### TASK DETAILS
Type out every line below exactly as it reads.

Excerpt from a dataset
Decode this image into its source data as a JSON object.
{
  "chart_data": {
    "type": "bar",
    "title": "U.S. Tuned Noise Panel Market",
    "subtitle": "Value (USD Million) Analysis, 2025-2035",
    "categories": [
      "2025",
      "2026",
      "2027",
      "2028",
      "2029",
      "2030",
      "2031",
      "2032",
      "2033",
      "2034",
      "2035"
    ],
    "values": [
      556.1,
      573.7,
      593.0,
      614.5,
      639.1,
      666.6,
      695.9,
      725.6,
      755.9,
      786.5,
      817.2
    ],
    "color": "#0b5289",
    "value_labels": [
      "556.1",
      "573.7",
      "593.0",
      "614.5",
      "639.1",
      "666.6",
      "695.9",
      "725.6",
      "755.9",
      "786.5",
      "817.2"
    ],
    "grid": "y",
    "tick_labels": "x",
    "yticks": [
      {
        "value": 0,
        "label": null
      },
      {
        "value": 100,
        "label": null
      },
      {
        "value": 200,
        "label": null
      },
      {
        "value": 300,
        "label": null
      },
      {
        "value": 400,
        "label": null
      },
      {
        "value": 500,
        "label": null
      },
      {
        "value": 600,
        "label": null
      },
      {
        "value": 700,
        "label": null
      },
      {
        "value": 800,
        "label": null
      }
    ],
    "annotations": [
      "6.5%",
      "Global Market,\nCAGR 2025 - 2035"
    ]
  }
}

### COMPLETED TASK
Decode this image into its source data as a JSON object.
{
  "chart_data": {
    "type": "bar",
    "title": "U.S. Tuned Noise Panel Market",
    "subtitle": "Value (USD Million) Analysis, 2025-2035",
    "categories": [
      "2025",
      "2026",
      "2027",
      "2028",
      "2029",
      "2030",
      "2031",
      "2032",
      "2033",
      "2034",
      "2035"
    ],
    "values": [
      556.1,
      573.7,
      593.0,
      614.5,
      639.1,
      666.6,
      695.9,
      725.6,
      755.9,
      786.5,
      817.2
    ],
    "color": "#0b5289",
    "value_labels": [
      "556.1",
      "573.7",
      "593.0",
      "614.5",
      "639.1",
      "666.6",
      "695.9",
      "725.6",
      "755.9",
      "786.5",
      "817.2"
    ],
    "grid": "y",
    "tick_labels": "x",
    "yticks": [
      {
        "value": 0,
        "label": null
      },
      {
        "value": 100,
        "label": null
      },
      {
        "value": 200,
        "label": null
      },
      {
        "value": 300,
        "label": null
      },
      {
        "value": 400,
        "label": null
      },
      {
        "value": 500,
        "label": null
      },
      {
        "value": 600,
        "label": null
      },
      {
        "value": 700,
        "label": null
      },
      {
        "value": 800,
        "label": null
      }
    ],
    "annotations": [
      "6.5%",
      "Global Market,\nCAGR 2025 - 2035"
    ]
  }
}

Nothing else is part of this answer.